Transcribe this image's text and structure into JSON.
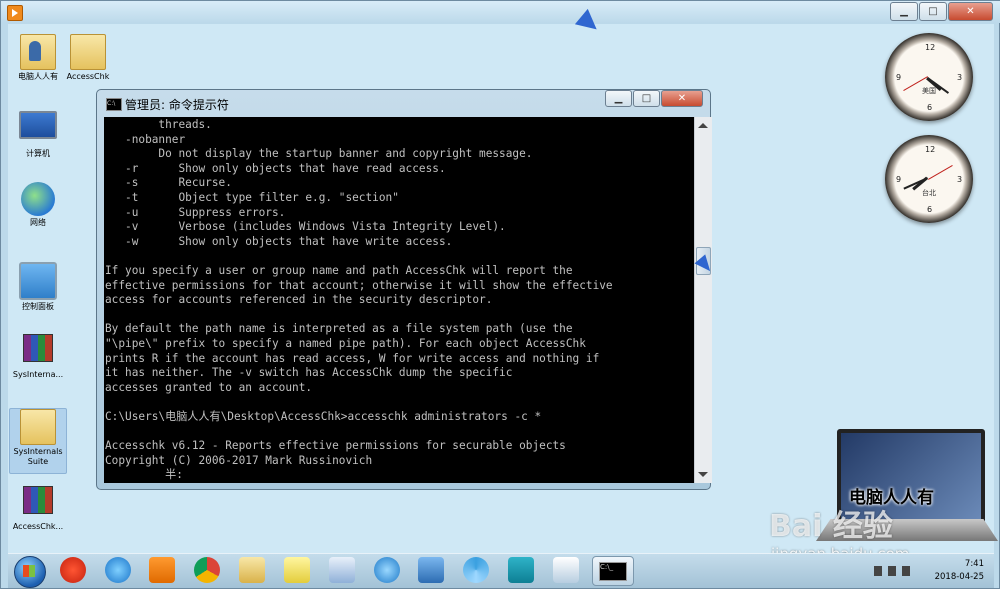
{
  "desktop_icons": [
    {
      "label": "电脑人人有",
      "glyph": "user-folder-icon"
    },
    {
      "label": "AccessChk",
      "glyph": "folder-icon"
    },
    {
      "label": "计算机",
      "glyph": "computer-icon"
    },
    {
      "label": "网络",
      "glyph": "network-icon"
    },
    {
      "label": "控制面板",
      "glyph": "control-panel-icon"
    },
    {
      "label": "SysInterna...",
      "glyph": "winrar-icon"
    },
    {
      "label": "SysInternals Suite",
      "glyph": "folder-icon"
    },
    {
      "label": "AccessChk...",
      "glyph": "winrar-icon"
    }
  ],
  "clocks": [
    {
      "city": "美国",
      "hour": 4,
      "minute": 21,
      "second": 40
    },
    {
      "city": "台北",
      "hour": 7,
      "minute": 41,
      "second": 10
    }
  ],
  "cmd_window": {
    "title": "管理员: 命令提示符",
    "lines": [
      "        threads.",
      "   -nobanner",
      "        Do not display the startup banner and copyright message.",
      "   -r      Show only objects that have read access.",
      "   -s      Recurse.",
      "   -t      Object type filter e.g. \"section\"",
      "   -u      Suppress errors.",
      "   -v      Verbose (includes Windows Vista Integrity Level).",
      "   -w      Show only objects that have write access.",
      "",
      "If you specify a user or group name and path AccessChk will report the",
      "effective permissions for that account; otherwise it will show the effective",
      "access for accounts referenced in the security descriptor.",
      "",
      "By default the path name is interpreted as a file system path (use the",
      "\"\\pipe\\\" prefix to specify a named pipe path). For each object AccessChk",
      "prints R if the account has read access, W for write access and nothing if",
      "it has neither. The -v switch has AccessChk dump the specific",
      "accesses granted to an account.",
      "",
      "C:\\Users\\电脑人人有\\Desktop\\AccessChk>accesschk administrators -c *",
      "",
      "Accesschk v6.12 - Reports effective permissions for securable objects",
      "Copyright (C) 2006-2017 Mark Russinovich",
      "         半:"
    ],
    "scroll_position": 0.37
  },
  "watermarks": {
    "laptop_caption": "电脑人人有",
    "baidu": "Bai 经验",
    "jingyan": "jingyan.baidu.com"
  },
  "taskbar": {
    "pinned": [
      "start-button",
      "browser-360-icon",
      "ie-icon",
      "media-player-icon",
      "chrome-icon",
      "explorer-icon",
      "notes-icon",
      "files-icon",
      "qq-icon",
      "screen-icon",
      "pinwheel-icon",
      "headset-icon",
      "paint-icon",
      "cmd-icon"
    ],
    "time": "7:41",
    "date": "2018-04-25"
  }
}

+++++

EXERCISE TASK:
Every line above should be returned exactly; the pictures stay out.

EXERCISE OUTPUT:
Transcribe this image's text and structure into JSON.
{
  "desktop_icons": [
    {
      "label": "电脑人人有",
      "glyph": "user-folder-icon"
    },
    {
      "label": "AccessChk",
      "glyph": "folder-icon"
    },
    {
      "label": "计算机",
      "glyph": "computer-icon"
    },
    {
      "label": "网络",
      "glyph": "network-icon"
    },
    {
      "label": "控制面板",
      "glyph": "control-panel-icon"
    },
    {
      "label": "SysInterna...",
      "glyph": "winrar-icon"
    },
    {
      "label": "SysInternals Suite",
      "glyph": "folder-icon"
    },
    {
      "label": "AccessChk...",
      "glyph": "winrar-icon"
    }
  ],
  "clocks": [
    {
      "city": "美国",
      "hour": 4,
      "minute": 21,
      "second": 40
    },
    {
      "city": "台北",
      "hour": 7,
      "minute": 41,
      "second": 10
    }
  ],
  "cmd_window": {
    "title": "管理员: 命令提示符",
    "lines": [
      "        threads.",
      "   -nobanner",
      "        Do not display the startup banner and copyright message.",
      "   -r      Show only objects that have read access.",
      "   -s      Recurse.",
      "   -t      Object type filter e.g. \"section\"",
      "   -u      Suppress errors.",
      "   -v      Verbose (includes Windows Vista Integrity Level).",
      "   -w      Show only objects that have write access.",
      "",
      "If you specify a user or group name and path AccessChk will report the",
      "effective permissions for that account; otherwise it will show the effective",
      "access for accounts referenced in the security descriptor.",
      "",
      "By default the path name is interpreted as a file system path (use the",
      "\"\\pipe\\\" prefix to specify a named pipe path). For each object AccessChk",
      "prints R if the account has read access, W for write access and nothing if",
      "it has neither. The -v switch has AccessChk dump the specific",
      "accesses granted to an account.",
      "",
      "C:\\Users\\电脑人人有\\Desktop\\AccessChk>accesschk administrators -c *",
      "",
      "Accesschk v6.12 - Reports effective permissions for securable objects",
      "Copyright (C) 2006-2017 Mark Russinovich",
      "         半:"
    ],
    "scroll_position": 0.37
  },
  "watermarks": {
    "laptop_caption": "电脑人人有",
    "baidu": "Bai 经验",
    "jingyan": "jingyan.baidu.com"
  },
  "taskbar": {
    "pinned": [
      "start-button",
      "browser-360-icon",
      "ie-icon",
      "media-player-icon",
      "chrome-icon",
      "explorer-icon",
      "notes-icon",
      "files-icon",
      "qq-icon",
      "screen-icon",
      "pinwheel-icon",
      "headset-icon",
      "paint-icon",
      "cmd-icon"
    ],
    "time": "7:41",
    "date": "2018-04-25"
  }
}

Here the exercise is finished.